▶ **Stored rows**
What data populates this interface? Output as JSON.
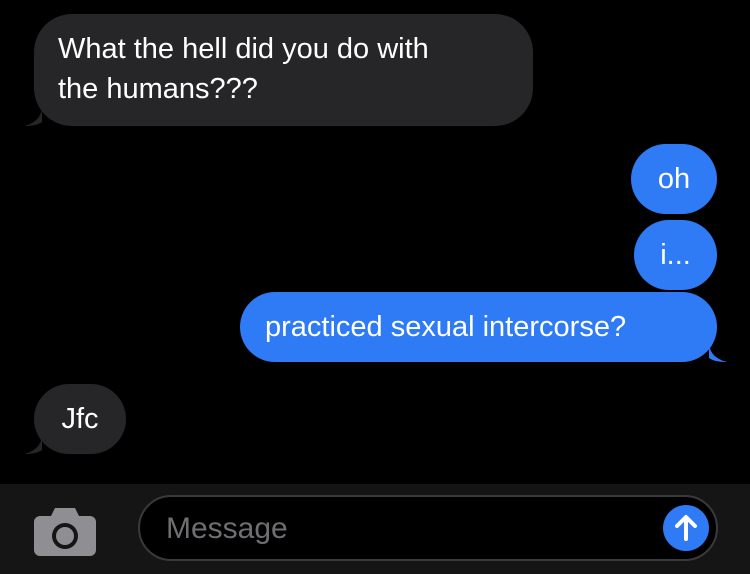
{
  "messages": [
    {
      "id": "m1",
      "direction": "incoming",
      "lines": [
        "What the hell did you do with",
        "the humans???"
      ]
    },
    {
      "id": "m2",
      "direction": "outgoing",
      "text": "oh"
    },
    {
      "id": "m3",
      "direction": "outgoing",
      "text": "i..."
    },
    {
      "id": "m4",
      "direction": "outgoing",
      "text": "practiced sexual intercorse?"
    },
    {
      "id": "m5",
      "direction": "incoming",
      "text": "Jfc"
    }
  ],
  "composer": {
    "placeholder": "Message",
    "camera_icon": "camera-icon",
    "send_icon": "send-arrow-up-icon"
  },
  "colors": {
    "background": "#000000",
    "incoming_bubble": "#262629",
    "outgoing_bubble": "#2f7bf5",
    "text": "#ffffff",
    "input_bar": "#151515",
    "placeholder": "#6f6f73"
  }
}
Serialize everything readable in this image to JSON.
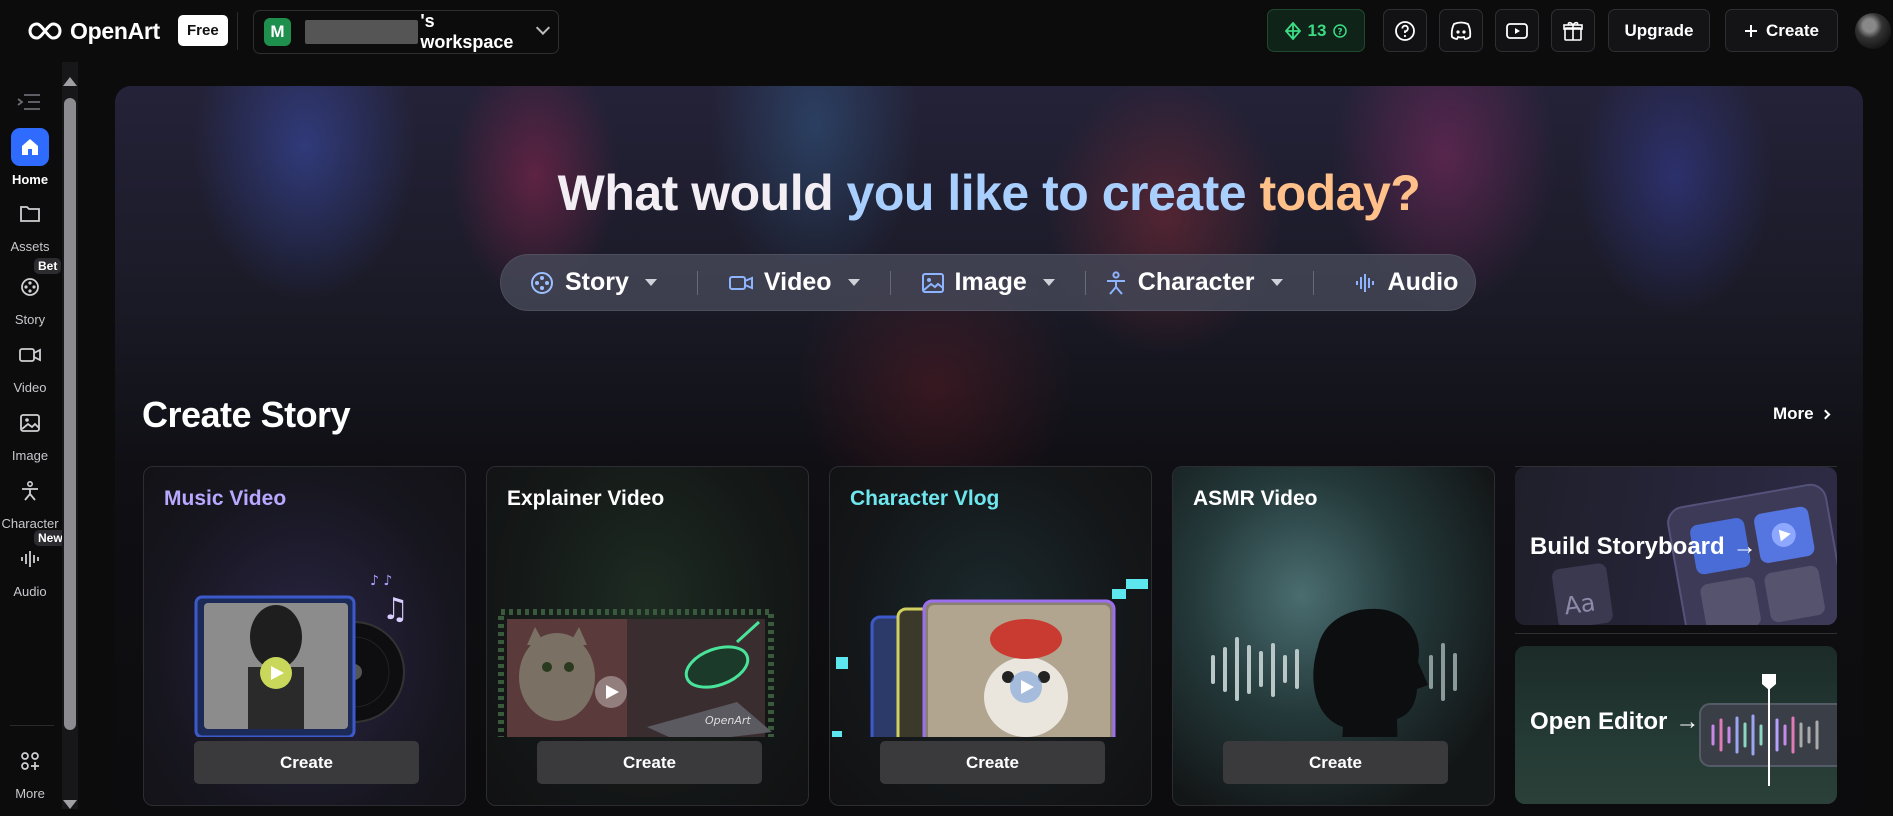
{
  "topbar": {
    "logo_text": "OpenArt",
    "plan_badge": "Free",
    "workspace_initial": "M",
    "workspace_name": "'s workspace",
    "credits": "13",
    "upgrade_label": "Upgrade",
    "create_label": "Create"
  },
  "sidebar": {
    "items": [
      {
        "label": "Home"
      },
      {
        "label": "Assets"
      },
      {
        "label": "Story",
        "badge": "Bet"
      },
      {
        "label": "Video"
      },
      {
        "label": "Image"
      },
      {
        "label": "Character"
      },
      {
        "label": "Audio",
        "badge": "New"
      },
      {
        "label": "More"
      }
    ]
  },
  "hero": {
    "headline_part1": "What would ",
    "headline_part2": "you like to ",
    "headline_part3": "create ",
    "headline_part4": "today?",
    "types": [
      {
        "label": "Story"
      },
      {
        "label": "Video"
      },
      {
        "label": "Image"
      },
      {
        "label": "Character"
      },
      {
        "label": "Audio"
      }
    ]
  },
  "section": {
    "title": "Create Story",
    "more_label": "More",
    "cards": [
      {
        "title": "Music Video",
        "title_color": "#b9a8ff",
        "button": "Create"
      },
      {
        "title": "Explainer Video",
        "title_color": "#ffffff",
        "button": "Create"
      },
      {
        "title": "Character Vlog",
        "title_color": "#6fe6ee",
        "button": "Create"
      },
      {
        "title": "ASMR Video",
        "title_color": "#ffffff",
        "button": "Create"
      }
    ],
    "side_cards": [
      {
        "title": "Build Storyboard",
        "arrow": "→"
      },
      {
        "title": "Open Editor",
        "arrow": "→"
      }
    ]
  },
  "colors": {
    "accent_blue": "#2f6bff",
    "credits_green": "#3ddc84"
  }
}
* * *
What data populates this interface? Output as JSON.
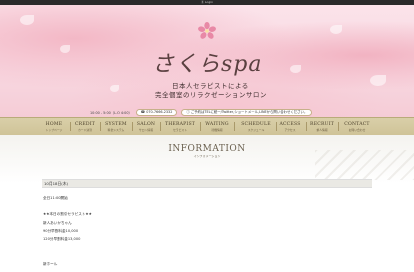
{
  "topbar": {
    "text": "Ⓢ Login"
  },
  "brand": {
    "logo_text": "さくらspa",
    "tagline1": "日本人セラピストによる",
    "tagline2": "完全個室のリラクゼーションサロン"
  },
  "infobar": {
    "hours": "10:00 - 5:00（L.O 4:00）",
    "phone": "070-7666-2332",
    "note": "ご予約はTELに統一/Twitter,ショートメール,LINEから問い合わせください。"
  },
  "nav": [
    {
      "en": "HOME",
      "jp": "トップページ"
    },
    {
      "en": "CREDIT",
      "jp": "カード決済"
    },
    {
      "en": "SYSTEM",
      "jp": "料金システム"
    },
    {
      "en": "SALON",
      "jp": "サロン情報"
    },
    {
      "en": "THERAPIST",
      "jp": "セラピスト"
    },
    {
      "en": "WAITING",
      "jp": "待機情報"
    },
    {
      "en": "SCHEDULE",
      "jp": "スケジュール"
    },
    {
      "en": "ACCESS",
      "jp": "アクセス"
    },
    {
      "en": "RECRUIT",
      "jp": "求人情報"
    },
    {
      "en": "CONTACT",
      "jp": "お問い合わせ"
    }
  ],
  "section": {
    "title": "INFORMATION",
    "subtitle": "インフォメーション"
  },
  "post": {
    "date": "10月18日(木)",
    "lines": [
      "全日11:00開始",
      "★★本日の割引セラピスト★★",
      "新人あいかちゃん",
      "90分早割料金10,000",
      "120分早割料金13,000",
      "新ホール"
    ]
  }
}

▶ **Brief**
Look through the entries and find each line that has the string "What". Copy those lines.

▶ **Exercise answer**
What data populates this interface? Output as JSON.
        "What the hell did you do with",
    "headline_part1": "What would ",
What data populates this interface? Output as JSON.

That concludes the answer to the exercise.